_WRITTEN PROBLEM:_ Find the word "JSON" in the records below. List each line containing it.

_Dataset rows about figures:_
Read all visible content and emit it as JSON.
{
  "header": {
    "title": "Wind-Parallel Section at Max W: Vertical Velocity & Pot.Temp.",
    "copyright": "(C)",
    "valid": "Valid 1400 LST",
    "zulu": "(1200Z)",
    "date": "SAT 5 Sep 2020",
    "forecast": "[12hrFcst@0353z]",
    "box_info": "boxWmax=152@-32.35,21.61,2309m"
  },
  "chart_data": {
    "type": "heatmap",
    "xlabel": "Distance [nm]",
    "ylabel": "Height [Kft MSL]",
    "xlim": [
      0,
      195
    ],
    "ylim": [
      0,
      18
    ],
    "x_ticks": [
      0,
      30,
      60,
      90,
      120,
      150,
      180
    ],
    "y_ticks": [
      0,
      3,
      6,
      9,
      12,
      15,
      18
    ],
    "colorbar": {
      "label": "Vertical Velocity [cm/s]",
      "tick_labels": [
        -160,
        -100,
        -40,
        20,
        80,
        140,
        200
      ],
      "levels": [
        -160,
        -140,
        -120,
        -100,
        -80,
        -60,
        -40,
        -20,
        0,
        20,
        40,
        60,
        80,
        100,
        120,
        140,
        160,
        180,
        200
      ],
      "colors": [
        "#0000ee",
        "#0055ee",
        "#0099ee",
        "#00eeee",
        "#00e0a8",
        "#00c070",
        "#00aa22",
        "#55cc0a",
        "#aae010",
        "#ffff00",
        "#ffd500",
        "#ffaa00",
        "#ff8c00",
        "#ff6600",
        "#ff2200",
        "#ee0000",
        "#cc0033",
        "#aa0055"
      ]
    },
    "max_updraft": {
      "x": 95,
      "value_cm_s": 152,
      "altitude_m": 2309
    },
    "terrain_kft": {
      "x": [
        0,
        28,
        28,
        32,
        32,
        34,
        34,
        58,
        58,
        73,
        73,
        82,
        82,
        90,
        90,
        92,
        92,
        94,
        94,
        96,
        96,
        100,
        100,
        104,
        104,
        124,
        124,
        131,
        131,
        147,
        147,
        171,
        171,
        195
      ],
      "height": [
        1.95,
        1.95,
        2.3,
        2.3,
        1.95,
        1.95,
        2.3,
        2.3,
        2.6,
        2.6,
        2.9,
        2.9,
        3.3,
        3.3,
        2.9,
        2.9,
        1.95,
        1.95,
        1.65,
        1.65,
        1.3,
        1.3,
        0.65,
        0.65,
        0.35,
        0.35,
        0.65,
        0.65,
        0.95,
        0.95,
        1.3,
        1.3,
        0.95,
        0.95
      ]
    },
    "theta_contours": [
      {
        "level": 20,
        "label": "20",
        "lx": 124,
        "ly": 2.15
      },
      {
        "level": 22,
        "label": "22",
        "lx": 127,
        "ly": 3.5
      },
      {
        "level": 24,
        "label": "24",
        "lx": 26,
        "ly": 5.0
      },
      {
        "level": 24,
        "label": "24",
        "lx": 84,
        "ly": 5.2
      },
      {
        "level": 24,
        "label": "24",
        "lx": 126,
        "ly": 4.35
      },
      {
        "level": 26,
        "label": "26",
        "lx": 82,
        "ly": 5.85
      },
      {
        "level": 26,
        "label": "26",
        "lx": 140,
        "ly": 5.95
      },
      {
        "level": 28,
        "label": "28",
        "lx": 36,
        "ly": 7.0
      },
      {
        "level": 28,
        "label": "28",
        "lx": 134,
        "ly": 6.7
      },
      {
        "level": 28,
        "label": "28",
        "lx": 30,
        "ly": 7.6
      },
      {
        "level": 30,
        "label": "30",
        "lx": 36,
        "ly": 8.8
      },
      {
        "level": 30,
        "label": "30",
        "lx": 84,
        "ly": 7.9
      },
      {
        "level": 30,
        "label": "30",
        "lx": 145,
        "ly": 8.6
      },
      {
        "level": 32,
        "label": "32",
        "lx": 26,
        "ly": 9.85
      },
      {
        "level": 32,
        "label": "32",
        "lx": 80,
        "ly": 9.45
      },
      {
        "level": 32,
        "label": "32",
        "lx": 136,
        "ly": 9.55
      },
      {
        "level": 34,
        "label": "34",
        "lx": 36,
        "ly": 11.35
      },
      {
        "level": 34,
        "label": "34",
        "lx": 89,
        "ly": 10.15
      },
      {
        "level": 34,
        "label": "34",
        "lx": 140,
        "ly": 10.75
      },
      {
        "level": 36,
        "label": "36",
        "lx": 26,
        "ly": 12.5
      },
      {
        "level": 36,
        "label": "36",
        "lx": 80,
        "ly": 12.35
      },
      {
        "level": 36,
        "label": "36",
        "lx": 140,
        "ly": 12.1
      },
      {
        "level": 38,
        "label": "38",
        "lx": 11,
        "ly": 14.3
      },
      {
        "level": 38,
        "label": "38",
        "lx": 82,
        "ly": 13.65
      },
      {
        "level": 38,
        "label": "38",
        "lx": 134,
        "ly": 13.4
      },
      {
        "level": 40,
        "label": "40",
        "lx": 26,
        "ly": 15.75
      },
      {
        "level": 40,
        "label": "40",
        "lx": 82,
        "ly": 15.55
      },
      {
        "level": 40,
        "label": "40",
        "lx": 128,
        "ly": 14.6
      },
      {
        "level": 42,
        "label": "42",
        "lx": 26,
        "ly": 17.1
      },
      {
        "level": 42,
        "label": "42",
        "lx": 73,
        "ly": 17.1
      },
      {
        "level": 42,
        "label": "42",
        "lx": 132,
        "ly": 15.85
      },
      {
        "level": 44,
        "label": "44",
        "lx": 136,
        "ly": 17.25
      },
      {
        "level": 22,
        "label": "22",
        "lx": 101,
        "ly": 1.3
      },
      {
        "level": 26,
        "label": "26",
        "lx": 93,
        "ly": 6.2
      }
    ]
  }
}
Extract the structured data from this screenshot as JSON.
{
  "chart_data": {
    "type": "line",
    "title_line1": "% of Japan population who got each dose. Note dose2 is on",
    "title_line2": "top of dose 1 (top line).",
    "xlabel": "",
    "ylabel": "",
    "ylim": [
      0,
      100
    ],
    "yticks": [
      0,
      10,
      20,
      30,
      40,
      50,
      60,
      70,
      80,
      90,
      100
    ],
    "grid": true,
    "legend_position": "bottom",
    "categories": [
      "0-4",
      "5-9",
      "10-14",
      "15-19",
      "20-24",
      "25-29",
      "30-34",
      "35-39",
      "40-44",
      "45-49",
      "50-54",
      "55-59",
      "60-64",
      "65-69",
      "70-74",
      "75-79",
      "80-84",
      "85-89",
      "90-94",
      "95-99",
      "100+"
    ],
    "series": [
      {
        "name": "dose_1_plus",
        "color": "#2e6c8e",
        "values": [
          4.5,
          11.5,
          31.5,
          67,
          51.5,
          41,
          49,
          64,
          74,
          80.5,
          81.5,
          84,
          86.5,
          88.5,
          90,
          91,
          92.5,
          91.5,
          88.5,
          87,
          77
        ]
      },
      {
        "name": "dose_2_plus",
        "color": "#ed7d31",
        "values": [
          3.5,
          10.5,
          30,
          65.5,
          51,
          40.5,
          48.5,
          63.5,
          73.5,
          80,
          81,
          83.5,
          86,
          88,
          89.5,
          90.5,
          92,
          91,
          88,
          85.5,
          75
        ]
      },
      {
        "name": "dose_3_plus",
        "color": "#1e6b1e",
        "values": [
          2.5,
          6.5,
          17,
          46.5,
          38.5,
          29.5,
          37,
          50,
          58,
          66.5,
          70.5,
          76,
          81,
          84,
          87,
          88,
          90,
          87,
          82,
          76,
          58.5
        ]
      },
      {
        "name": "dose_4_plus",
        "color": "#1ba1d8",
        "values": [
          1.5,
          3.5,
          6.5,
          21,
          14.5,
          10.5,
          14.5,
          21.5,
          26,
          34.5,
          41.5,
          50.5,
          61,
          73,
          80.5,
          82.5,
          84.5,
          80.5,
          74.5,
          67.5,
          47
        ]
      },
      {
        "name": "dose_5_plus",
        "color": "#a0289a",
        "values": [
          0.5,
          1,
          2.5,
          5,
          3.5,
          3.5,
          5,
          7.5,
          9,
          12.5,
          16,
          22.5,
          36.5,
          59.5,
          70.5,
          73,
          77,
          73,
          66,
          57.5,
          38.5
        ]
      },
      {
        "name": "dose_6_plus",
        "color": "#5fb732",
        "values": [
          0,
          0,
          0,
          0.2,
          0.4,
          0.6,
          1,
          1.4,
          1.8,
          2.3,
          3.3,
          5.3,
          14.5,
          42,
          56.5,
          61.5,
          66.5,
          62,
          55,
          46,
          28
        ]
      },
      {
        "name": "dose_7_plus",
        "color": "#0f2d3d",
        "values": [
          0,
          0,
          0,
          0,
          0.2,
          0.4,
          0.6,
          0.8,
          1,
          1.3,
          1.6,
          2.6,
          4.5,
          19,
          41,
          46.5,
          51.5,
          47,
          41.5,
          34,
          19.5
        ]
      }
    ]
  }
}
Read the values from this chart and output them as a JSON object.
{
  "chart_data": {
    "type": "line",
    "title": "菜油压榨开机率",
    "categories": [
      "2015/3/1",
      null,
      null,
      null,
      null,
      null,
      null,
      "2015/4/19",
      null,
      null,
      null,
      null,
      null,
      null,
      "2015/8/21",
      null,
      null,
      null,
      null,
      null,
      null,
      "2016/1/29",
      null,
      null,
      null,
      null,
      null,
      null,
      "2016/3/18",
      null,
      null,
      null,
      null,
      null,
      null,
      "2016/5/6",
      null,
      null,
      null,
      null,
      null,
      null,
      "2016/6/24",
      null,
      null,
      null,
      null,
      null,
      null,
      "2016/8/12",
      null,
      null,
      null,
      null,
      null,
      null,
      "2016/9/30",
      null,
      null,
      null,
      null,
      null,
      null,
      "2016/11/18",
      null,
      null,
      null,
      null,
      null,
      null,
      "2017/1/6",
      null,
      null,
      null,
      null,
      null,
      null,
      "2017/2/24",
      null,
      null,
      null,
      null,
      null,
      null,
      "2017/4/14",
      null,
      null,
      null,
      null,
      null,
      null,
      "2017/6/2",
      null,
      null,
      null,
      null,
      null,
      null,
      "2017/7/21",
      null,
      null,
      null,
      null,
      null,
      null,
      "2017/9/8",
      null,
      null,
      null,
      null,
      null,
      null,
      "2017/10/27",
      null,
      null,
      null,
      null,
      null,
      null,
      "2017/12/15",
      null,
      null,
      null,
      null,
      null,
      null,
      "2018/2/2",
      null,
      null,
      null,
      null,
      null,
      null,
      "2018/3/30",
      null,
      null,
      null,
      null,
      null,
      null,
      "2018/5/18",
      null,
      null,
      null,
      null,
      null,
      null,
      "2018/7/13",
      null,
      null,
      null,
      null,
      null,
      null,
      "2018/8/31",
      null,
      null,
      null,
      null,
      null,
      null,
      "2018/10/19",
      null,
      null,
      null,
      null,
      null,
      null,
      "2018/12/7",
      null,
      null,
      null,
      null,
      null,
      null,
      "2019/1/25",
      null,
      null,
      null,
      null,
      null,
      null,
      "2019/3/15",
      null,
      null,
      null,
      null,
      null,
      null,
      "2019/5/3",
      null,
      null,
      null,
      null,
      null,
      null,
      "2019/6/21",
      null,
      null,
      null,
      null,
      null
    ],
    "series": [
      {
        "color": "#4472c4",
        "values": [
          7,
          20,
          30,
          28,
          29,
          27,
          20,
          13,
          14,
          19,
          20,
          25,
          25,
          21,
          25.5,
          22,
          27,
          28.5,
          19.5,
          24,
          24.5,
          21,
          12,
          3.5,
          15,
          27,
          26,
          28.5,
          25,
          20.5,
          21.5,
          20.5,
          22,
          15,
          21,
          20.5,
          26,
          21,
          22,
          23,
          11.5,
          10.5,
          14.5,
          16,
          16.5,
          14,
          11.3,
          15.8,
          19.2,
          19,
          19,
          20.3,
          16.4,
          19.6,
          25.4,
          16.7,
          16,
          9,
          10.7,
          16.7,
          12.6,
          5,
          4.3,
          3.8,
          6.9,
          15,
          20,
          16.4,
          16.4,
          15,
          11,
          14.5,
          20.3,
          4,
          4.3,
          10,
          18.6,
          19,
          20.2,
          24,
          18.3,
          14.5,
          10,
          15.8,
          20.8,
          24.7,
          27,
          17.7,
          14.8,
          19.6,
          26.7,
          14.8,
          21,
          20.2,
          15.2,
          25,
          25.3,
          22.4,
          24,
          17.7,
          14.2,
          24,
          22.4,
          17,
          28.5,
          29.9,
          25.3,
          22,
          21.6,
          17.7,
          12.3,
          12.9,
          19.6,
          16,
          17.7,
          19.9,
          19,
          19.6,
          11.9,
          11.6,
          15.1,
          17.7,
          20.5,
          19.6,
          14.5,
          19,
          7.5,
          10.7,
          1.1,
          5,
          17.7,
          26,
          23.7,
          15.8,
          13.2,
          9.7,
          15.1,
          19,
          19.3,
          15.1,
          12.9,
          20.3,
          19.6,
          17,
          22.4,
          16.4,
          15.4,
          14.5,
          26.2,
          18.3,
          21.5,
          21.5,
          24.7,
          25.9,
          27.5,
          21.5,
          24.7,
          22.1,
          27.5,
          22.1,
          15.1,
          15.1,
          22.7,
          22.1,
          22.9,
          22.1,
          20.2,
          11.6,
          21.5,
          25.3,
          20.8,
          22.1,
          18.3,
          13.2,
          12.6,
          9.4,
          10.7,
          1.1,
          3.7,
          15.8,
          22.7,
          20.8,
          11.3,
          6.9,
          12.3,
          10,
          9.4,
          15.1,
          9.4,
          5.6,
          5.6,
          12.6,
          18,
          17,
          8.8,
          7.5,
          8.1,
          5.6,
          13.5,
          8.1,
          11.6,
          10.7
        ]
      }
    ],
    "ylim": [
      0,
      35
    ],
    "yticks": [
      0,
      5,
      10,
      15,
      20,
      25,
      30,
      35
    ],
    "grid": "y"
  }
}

_FINAL RESULT:_
Read all visible content and emit it as JSON.
Extract the structured data from this screenshot as JSON.
Read the values from this chart and output them as a JSON object.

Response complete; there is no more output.